Data records:
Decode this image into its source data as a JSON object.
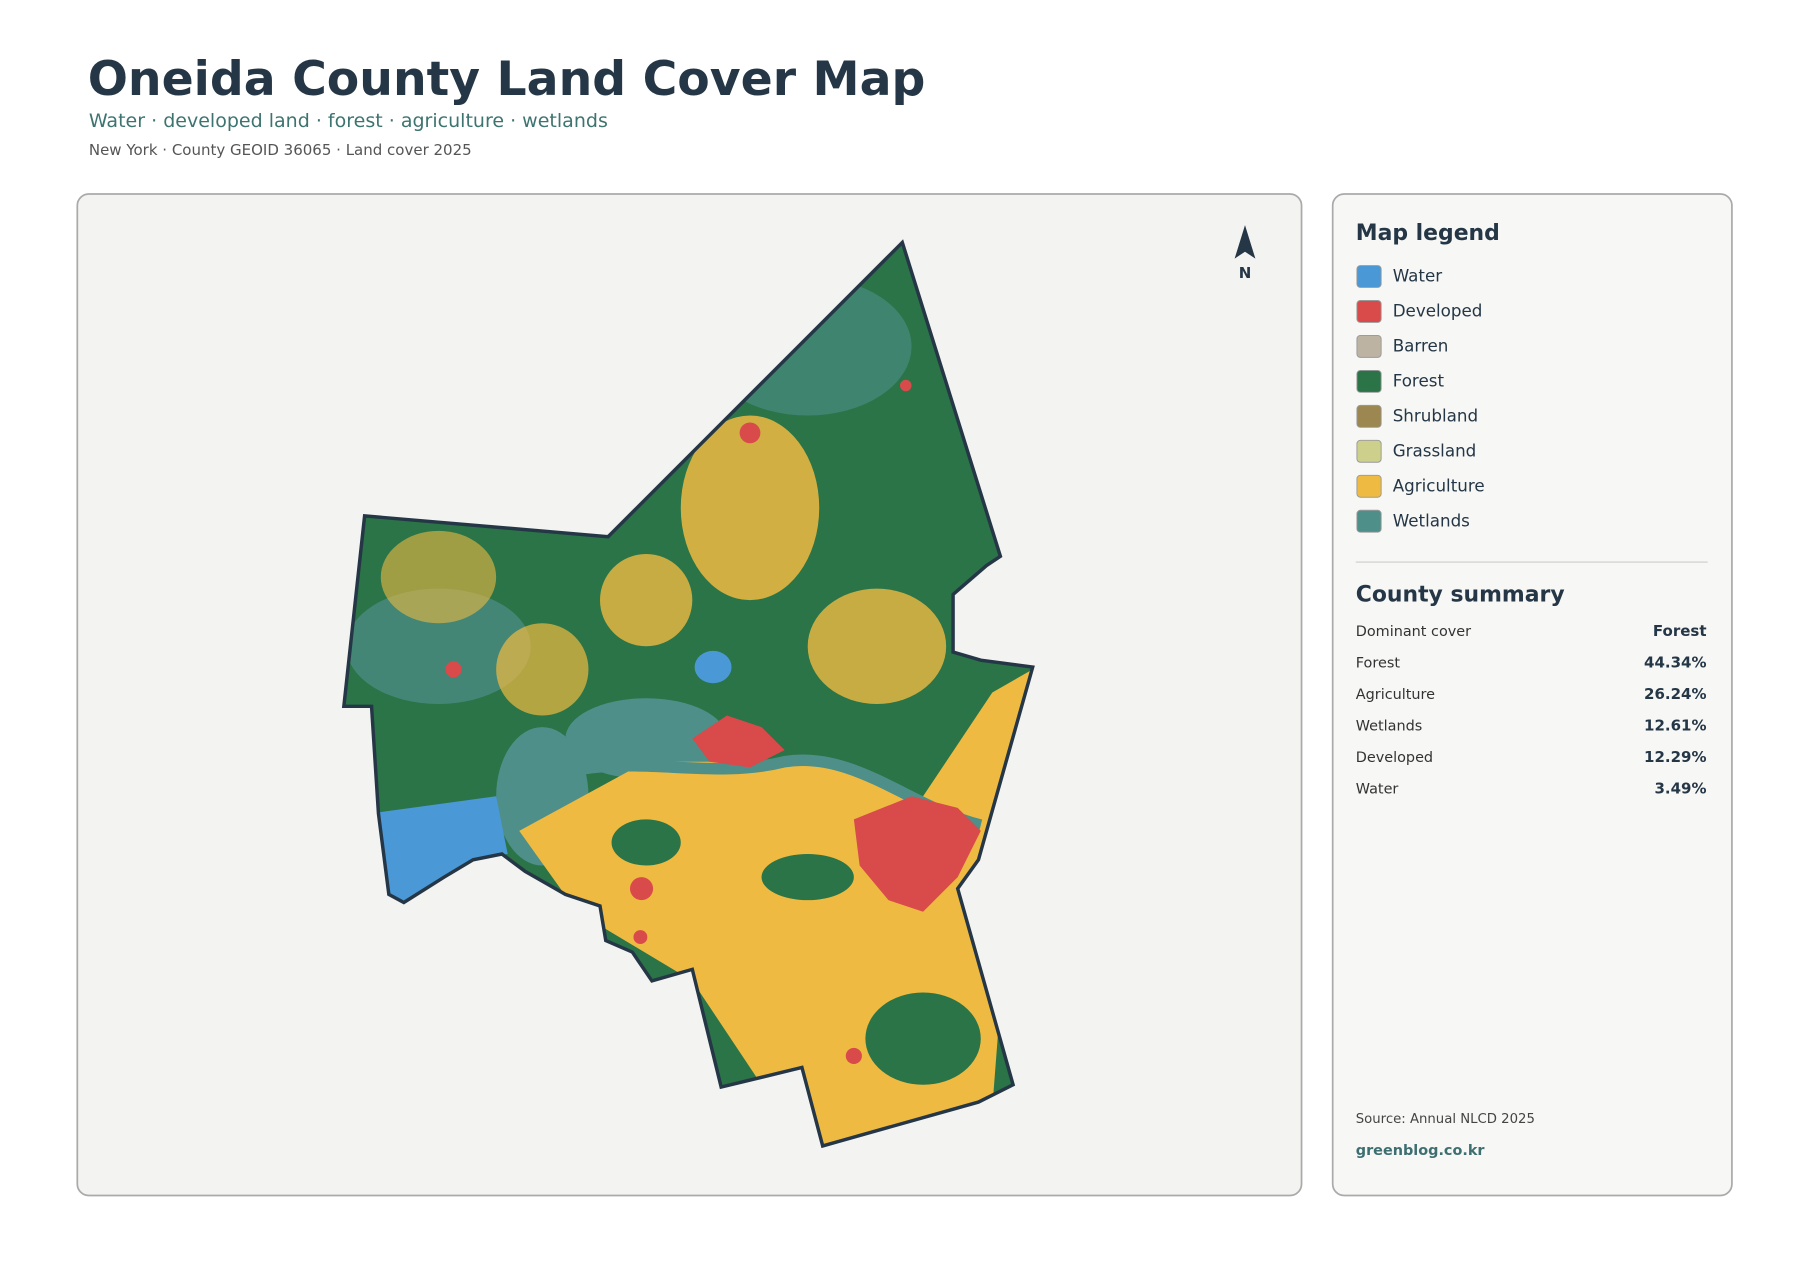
{
  "header": {
    "title": "Oneida County Land Cover Map",
    "subtitle": "Water · developed land · forest · agriculture · wetlands",
    "meta": "New York · County GEOID 36065 · Land cover 2025"
  },
  "map": {
    "north": "N"
  },
  "legend": {
    "title": "Map legend",
    "items": [
      {
        "label": "Water",
        "color": "#4a98d6"
      },
      {
        "label": "Developed",
        "color": "#d94a4a"
      },
      {
        "label": "Barren",
        "color": "#bdb3a3"
      },
      {
        "label": "Forest",
        "color": "#2a7447"
      },
      {
        "label": "Shrubland",
        "color": "#9c8750"
      },
      {
        "label": "Grassland",
        "color": "#cdd08a"
      },
      {
        "label": "Agriculture",
        "color": "#efba42"
      },
      {
        "label": "Wetlands",
        "color": "#4e8f8a"
      }
    ]
  },
  "summary": {
    "title": "County summary",
    "rows": [
      {
        "label": "Dominant cover",
        "value": "Forest"
      },
      {
        "label": "Forest",
        "value": "44.34%"
      },
      {
        "label": "Agriculture",
        "value": "26.24%"
      },
      {
        "label": "Wetlands",
        "value": "12.61%"
      },
      {
        "label": "Developed",
        "value": "12.29%"
      },
      {
        "label": "Water",
        "value": "3.49%"
      }
    ]
  },
  "footer": {
    "source": "Source: Annual NLCD 2025",
    "site": "greenblog.co.kr"
  }
}
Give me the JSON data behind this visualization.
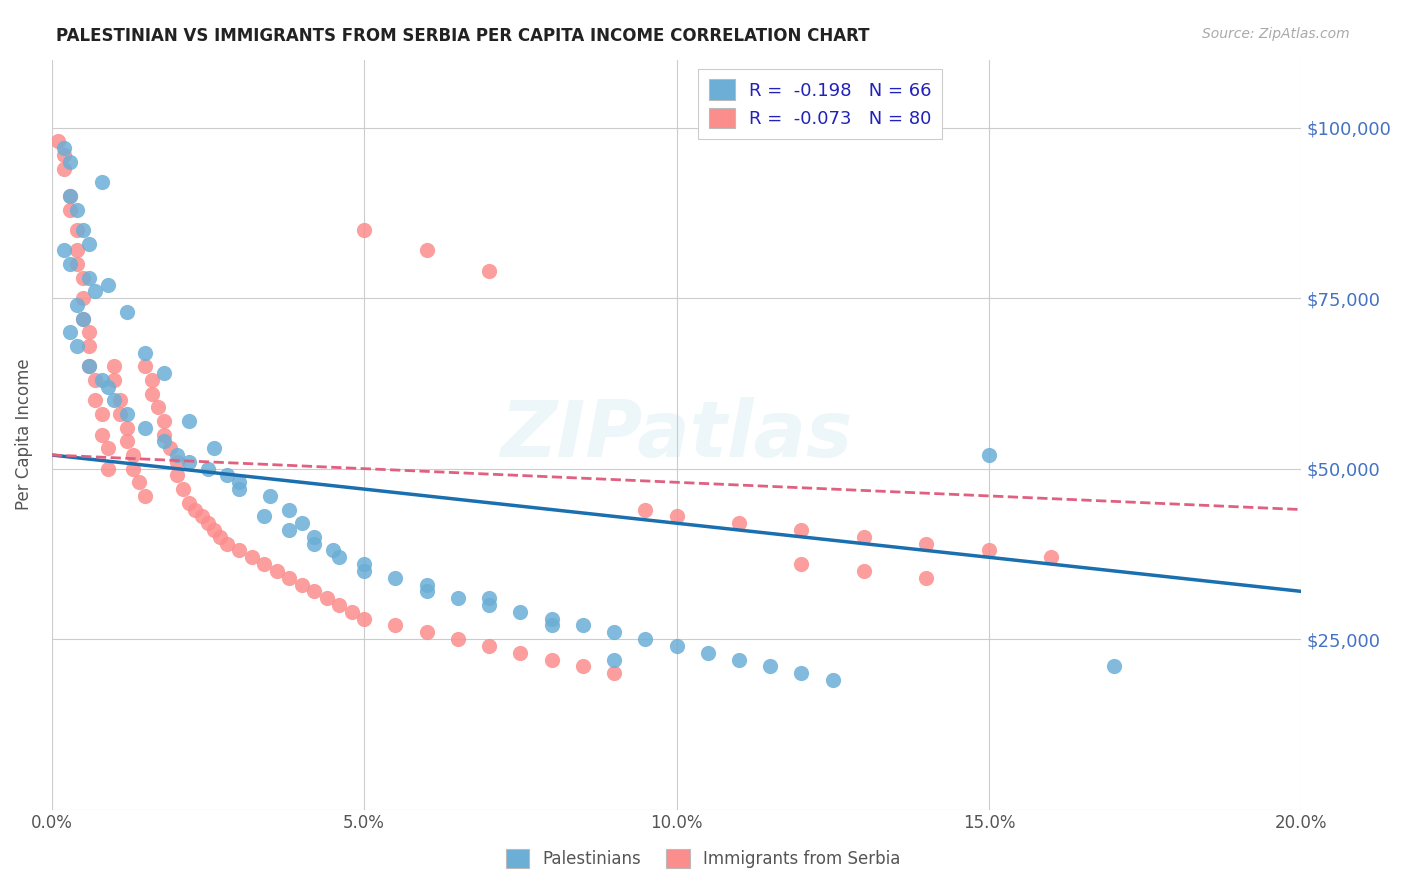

## REQUIRED TASK
In the lines above, locate the string "source". Copy every line where it occurs.

## ANSWER TO THIS PROBLEM
Decode this image into its source data as a JSON object.
    "source": "Source: Annual NLCD 2025",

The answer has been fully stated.